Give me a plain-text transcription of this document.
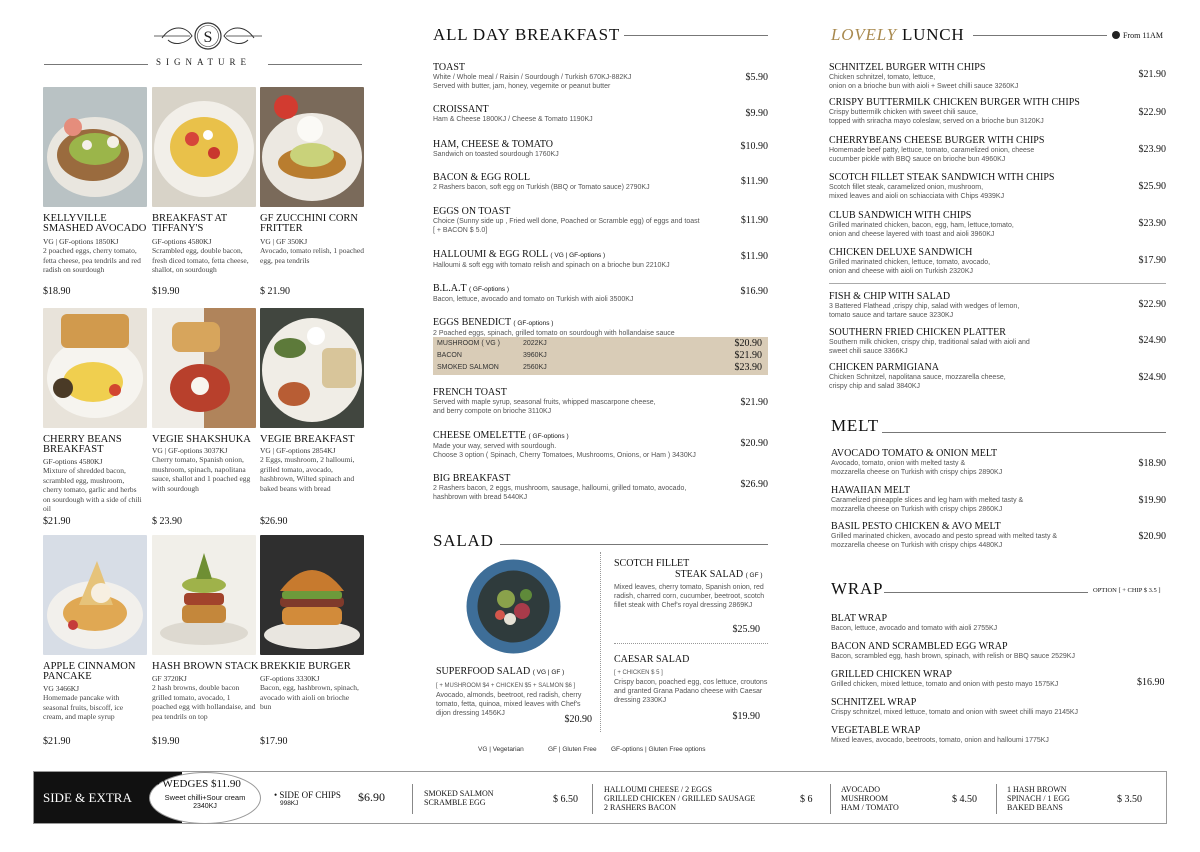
S
SIGNATURE
KELLYVILLE SMASHED AVOCADO
VG | GF-options 1850KJ
2 poached eggs, cherry tomato, fetta cheese, pea tendrils and red radish on sourdough
$18.90
BREAKFAST AT TIFFANY'S
GF-options 4580KJ
Scrambled egg, double bacon, fresh diced tomato, fetta cheese, shallot, on sourdough
$19.90
GF ZUCCHINI CORN FRITTER
VG | GF 350KJ
Avocado, tomato relish, 1 poached egg, pea tendrils
$ 21.90
CHERRY BEANS BREAKFAST
GF-options 4580KJ
Mixture of shredded bacon, scrambled egg, mushroom, cherry tomato, garlic and herbs on sourdough with a side of chili oil
$21.90
VEGIE SHAKSHUKA
VG | GF-options 3037KJ
Cherry tomato, Spanish onion, mushroom, spinach, napolitana sauce, shallot and 1 poached egg with sourdough
$ 23.90
VEGIE BREAKFAST
VG | GF-options 2854KJ
2 Eggs, mushroom, 2 halloumi, grilled tomato, avocado, hashbrown, Wilted spinach and baked beans with bread
$26.90
APPLE CINNAMON PANCAKE
VG 3466KJ
Homemade pancake with seasonal fruits, biscoff, ice cream, and maple syrup
$21.90
HASH BROWN STACK
GF 3720KJ
2 hash browns, double bacon grilled tomato, avocado, 1 poached egg with hollandaise, and pea tendrils on top
$19.90
BREKKIE BURGER
GF-options 3330KJ
Bacon, egg, hashbrown, spinach, avocado with aioli on brioche bun
$17.90
ALL DAY BREAKFAST
TOAST
White / Whole meal / Raisin / Sourdough / Turkish 670KJ-882KJ
Served with butter, jam, honey, vegemite or peanut butter
$5.90
CROISSANT
Ham & Cheese 1800KJ / Cheese & Tomato 1190KJ
$9.90
HAM, CHEESE & TOMATO
Sandwich on toasted sourdough 1760KJ
$10.90
BACON & EGG ROLL
2 Rashers bacon, soft egg on Turkish (BBQ or Tomato sauce) 2790KJ
$11.90
EGGS ON TOAST
Choice (Sunny side up , Fried well done, Poached or Scramble egg) of eggs and toast
[ + BACON $ 5.0]
$11.90
HALLOUMI & EGG ROLL ( VG | GF-options )
Halloumi & soft egg with tomato relish and spinach on a brioche bun 2210KJ
$11.90
B.L.A.T ( GF-options )
Bacon, lettuce, avocado and tomato on Turkish with aioli 3500KJ
$16.90
EGGS BENEDICT ( GF-options )
2 Poached eggs, spinach, grilled tomato on sourdough with hollandaise sauce
MUSHROOM ( VG )	2022KJ	$20.90
BACON	3960KJ	$21.90
SMOKED SALMON	2560KJ	$23.90
FRENCH TOAST
Served with maple syrup, seasonal fruits, whipped mascarpone cheese,
and berry compote on brioche 3110KJ
$21.90
CHEESE OMELETTE ( GF-options )
Made your way, served with sourdough.
Choose 3 option ( Spinach, Cherry Tomatoes, Mushrooms, Onions, or Ham ) 3430KJ
$20.90
BIG BREAKFAST
2 Rashers bacon, 2 eggs, mushroom, sausage, halloumi, grilled tomato, avocado,
hashbrown with bread 5440KJ
$26.90
SALAD
SUPERFOOD SALAD ( VG | GF )
[ + MUSHROOM $4 + CHICKEN $5 + SALMON $6 ]
Avocado, almonds, beetroot, red radish, cherry tomato, fetta, quinoa, mixed leaves with Chef's dijon dressing 1456KJ
$20.90
SCOTCH FILLET
STEAK SALAD ( GF )
Mixed leaves, cherry tomato, Spanish onion, red radish, charred corn, cucumber, beetroot, scotch fillet steak with Chef's royal dressing 2869KJ
$25.90
CAESAR SALAD
[ + CHICKEN $ 5 ]
Crispy bacon, poached egg, cos lettuce, croutons and granted Grana Padano cheese with Caesar dressing 2330KJ
$19.90
VG | Vegetarian	GF | Gluten Free GF-options | Gluten Free options
LOVELY LUNCH	From 11AM
SCHNITZEL BURGER WITH CHIPS
Chicken schnitzel, tomato, lettuce,
onion on a brioche bun with aioli + Sweet chilli sauce 3260KJ
$21.90
CRISPY BUTTERMILK CHICKEN BURGER WITH CHIPS
Crispy buttermilk chicken with sweet chili sauce,
topped with sriracha mayo coleslaw, served on a brioche bun 3120KJ
$22.90
CHERRYBEANS CHEESE BURGER WITH CHIPS
Homemade beef patty, lettuce, tomato, caramelized onion, cheese
cucumber pickle with BBQ sauce on brioche bun 4960KJ
$23.90
SCOTCH FILLET STEAK SANDWICH WITH CHIPS
Scotch fillet steak, caramelized onion, mushroom,
mixed leaves and aioli on schiacciata with Chips 4939KJ
$25.90
CLUB SANDWICH WITH CHIPS
Grilled marinated chicken, bacon, egg, ham, lettuce,tomato,
onion and cheese layered with toast and aioli 3960KJ
$23.90
CHICKEN DELUXE SANDWICH
Grilled marinated chicken, lettuce, tomato, avocado,
onion and cheese with aioli on Turkish 2320KJ
$17.90
FISH & CHIP WITH SALAD
3 Battered Flathead ,crispy chip, salad with wedges of lemon,
tomato sauce and tartare sauce 3230KJ
$22.90
SOUTHERN FRIED CHICKEN PLATTER
Southern milk chicken, crispy chip, traditional salad with aioli and
sweet chili sauce 3366KJ
$24.90
CHICKEN PARMIGIANA
Chicken Schnitzel, napolitana sauce, mozzarella cheese,
crispy chip and salad 3840KJ
$24.90
MELT
AVOCADO TOMATO & ONION MELT
Avocado, tomato, onion with melted tasty &
mozzarella cheese on Turkish with crispy chips 2890KJ
$18.90
HAWAIIAN MELT
Caramelized pineapple slices and leg ham with melted tasty &
mozzarella cheese on Turkish with crispy chips 2860KJ
$19.90
BASIL PESTO CHICKEN & AVO MELT
Grilled marinated chicken, avocado and pesto spread with melted tasty &
mozzarella cheese on Turkish with crispy chips 4480KJ
$20.90
WRAP	OPTION [ + CHIP $ 3.5 ]
BLAT WRAP
Bacon, lettuce, avocado and tomato with aioli 2755KJ
BACON AND SCRAMBLED EGG WRAP
Bacon, scrambled egg, hash brown, spinach, with relish or BBQ sauce 2529KJ
GRILLED CHICKEN WRAP
Grilled chicken, mixed lettuce, tomato and onion with pesto mayo 1575KJ
SCHNITZEL WRAP
Crispy schnitzel, mixed lettuce, tomato and onion with sweet chilli mayo 2145KJ
VEGETABLE WRAP
Mixed leaves, avocado, beetroots, tomato, onion and halloumi 1775KJ
$16.90
SIDE & EXTRA
• WEDGES $11.90
Sweet chilli+Sour cream
2340KJ
• SIDE OF CHIPS
998KJ	$6.90	SMOKED SALMON
SCRAMBLE EGG	$ 6.50
HALLOUMI CHEESE / 2 EGGS
GRILLED CHICKEN / GRILLED SAUSAGE
2 RASHERS BACON
$ 6
AVOCADO
MUSHROOM
HAM / TOMATO
$ 4.50
1 HASH BROWN
SPINACH / 1 EGG
BAKED BEANS
$ 3.50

******************************

● Directions: Repeat the data exactly, excluding the pictures.

● Solution for this task:
Give me a plain-text transcription of this document.
S
SIGNATURE
KELLYVILLE SMASHED AVOCADO
VG | GF-options 1850KJ
2 poached eggs, cherry tomato, fetta cheese, pea tendrils and red radish on sourdough
$18.90
BREAKFAST AT TIFFANY'S
GF-options 4580KJ
Scrambled egg, double bacon, fresh diced tomato, fetta cheese, shallot, on sourdough
$19.90
GF ZUCCHINI CORN FRITTER
VG | GF 350KJ
Avocado, tomato relish, 1 poached egg, pea tendrils
$ 21.90
CHERRY BEANS BREAKFAST
GF-options 4580KJ
Mixture of shredded bacon, scrambled egg, mushroom, cherry tomato, garlic and herbs on sourdough with a side of chili oil
$21.90
VEGIE SHAKSHUKA
VG | GF-options 3037KJ
Cherry tomato, Spanish onion, mushroom, spinach, napolitana sauce, shallot and 1 poached egg with sourdough
$ 23.90
VEGIE BREAKFAST
VG | GF-options 2854KJ
2 Eggs, mushroom, 2 halloumi, grilled tomato, avocado, hashbrown, Wilted spinach and baked beans with bread
$26.90
APPLE CINNAMON PANCAKE
VG 3466KJ
Homemade pancake with seasonal fruits, biscoff, ice cream, and maple syrup
$21.90
HASH BROWN STACK
GF 3720KJ
2 hash browns, double bacon grilled tomato, avocado, 1 poached egg with hollandaise, and pea tendrils on top
$19.90
BREKKIE BURGER
GF-options 3330KJ
Bacon, egg, hashbrown, spinach, avocado with aioli on brioche bun
$17.90
ALL DAY BREAKFAST
TOAST
White / Whole meal / Raisin / Sourdough / Turkish 670KJ-882KJ
Served with butter, jam, honey, vegemite or peanut butter
$5.90
CROISSANT
Ham & Cheese 1800KJ / Cheese & Tomato 1190KJ
$9.90
HAM, CHEESE & TOMATO
Sandwich on toasted sourdough 1760KJ
$10.90
BACON & EGG ROLL
2 Rashers bacon, soft egg on Turkish (BBQ or Tomato sauce) 2790KJ
$11.90
EGGS ON TOAST
Choice (Sunny side up , Fried well done, Poached or Scramble egg) of eggs and toast
[ + BACON $ 5.0]
$11.90
HALLOUMI & EGG ROLL ( VG | GF-options )
Halloumi & soft egg with tomato relish and spinach on a brioche bun 2210KJ
$11.90
B.L.A.T ( GF-options )
Bacon, lettuce, avocado and tomato on Turkish with aioli 3500KJ
$16.90
EGGS BENEDICT ( GF-options )
2 Poached eggs, spinach, grilled tomato on sourdough with hollandaise sauce
MUSHROOM ( VG )	2022KJ	$20.90
BACON	3960KJ	$21.90
SMOKED SALMON	2560KJ	$23.90
FRENCH TOAST
Served with maple syrup, seasonal fruits, whipped mascarpone cheese,
and berry compote on brioche 3110KJ
$21.90
CHEESE OMELETTE ( GF-options )
Made your way, served with sourdough.
Choose 3 option ( Spinach, Cherry Tomatoes, Mushrooms, Onions, or Ham ) 3430KJ
$20.90
BIG BREAKFAST
2 Rashers bacon, 2 eggs, mushroom, sausage, halloumi, grilled tomato, avocado,
hashbrown with bread 5440KJ
$26.90
SALAD
SUPERFOOD SALAD ( VG | GF )
[ + MUSHROOM $4 + CHICKEN $5 + SALMON $6 ]
Avocado, almonds, beetroot, red radish, cherry tomato, fetta, quinoa, mixed leaves with Chef's dijon dressing 1456KJ
$20.90
SCOTCH FILLET
STEAK SALAD ( GF )
Mixed leaves, cherry tomato, Spanish onion, red radish, charred corn, cucumber, beetroot, scotch fillet steak with Chef's royal dressing 2869KJ
$25.90
CAESAR SALAD
[ + CHICKEN $ 5 ]
Crispy bacon, poached egg, cos lettuce, croutons and granted Grana Padano cheese with Caesar dressing 2330KJ
$19.90
VG | Vegetarian	GF | Gluten Free GF-options | Gluten Free options
LOVELY LUNCH	From 11AM
SCHNITZEL BURGER WITH CHIPS
Chicken schnitzel, tomato, lettuce,
onion on a brioche bun with aioli + Sweet chilli sauce 3260KJ
$21.90
CRISPY BUTTERMILK CHICKEN BURGER WITH CHIPS
Crispy buttermilk chicken with sweet chili sauce,
topped with sriracha mayo coleslaw, served on a brioche bun 3120KJ
$22.90
CHERRYBEANS CHEESE BURGER WITH CHIPS
Homemade beef patty, lettuce, tomato, caramelized onion, cheese
cucumber pickle with BBQ sauce on brioche bun 4960KJ
$23.90
SCOTCH FILLET STEAK SANDWICH WITH CHIPS
Scotch fillet steak, caramelized onion, mushroom,
mixed leaves and aioli on schiacciata with Chips 4939KJ
$25.90
CLUB SANDWICH WITH CHIPS
Grilled marinated chicken, bacon, egg, ham, lettuce,tomato,
onion and cheese layered with toast and aioli 3960KJ
$23.90
CHICKEN DELUXE SANDWICH
Grilled marinated chicken, lettuce, tomato, avocado,
onion and cheese with aioli on Turkish 2320KJ
$17.90
FISH & CHIP WITH SALAD
3 Battered Flathead ,crispy chip, salad with wedges of lemon,
tomato sauce and tartare sauce 3230KJ
$22.90
SOUTHERN FRIED CHICKEN PLATTER
Southern milk chicken, crispy chip, traditional salad with aioli and
sweet chili sauce 3366KJ
$24.90
CHICKEN PARMIGIANA
Chicken Schnitzel, napolitana sauce, mozzarella cheese,
crispy chip and salad 3840KJ
$24.90
MELT
AVOCADO TOMATO & ONION MELT
Avocado, tomato, onion with melted tasty &
mozzarella cheese on Turkish with crispy chips 2890KJ
$18.90
HAWAIIAN MELT
Caramelized pineapple slices and leg ham with melted tasty &
mozzarella cheese on Turkish with crispy chips 2860KJ
$19.90
BASIL PESTO CHICKEN & AVO MELT
Grilled marinated chicken, avocado and pesto spread with melted tasty &
mozzarella cheese on Turkish with crispy chips 4480KJ
$20.90
WRAP	OPTION [ + CHIP $ 3.5 ]
BLAT WRAP
Bacon, lettuce, avocado and tomato with aioli 2755KJ
BACON AND SCRAMBLED EGG WRAP
Bacon, scrambled egg, hash brown, spinach, with relish or BBQ sauce 2529KJ
GRILLED CHICKEN WRAP
Grilled chicken, mixed lettuce, tomato and onion with pesto mayo 1575KJ
SCHNITZEL WRAP
Crispy schnitzel, mixed lettuce, tomato and onion with sweet chilli mayo 2145KJ
VEGETABLE WRAP
Mixed leaves, avocado, beetroots, tomato, onion and halloumi 1775KJ
$16.90
SIDE & EXTRA
• WEDGES $11.90
Sweet chilli+Sour cream
2340KJ
• SIDE OF CHIPS
998KJ	$6.90	SMOKED SALMON
SCRAMBLE EGG	$ 6.50
HALLOUMI CHEESE / 2 EGGS
GRILLED CHICKEN / GRILLED SAUSAGE
2 RASHERS BACON
$ 6
AVOCADO
MUSHROOM
HAM / TOMATO
$ 4.50
1 HASH BROWN
SPINACH / 1 EGG
BAKED BEANS
$ 3.50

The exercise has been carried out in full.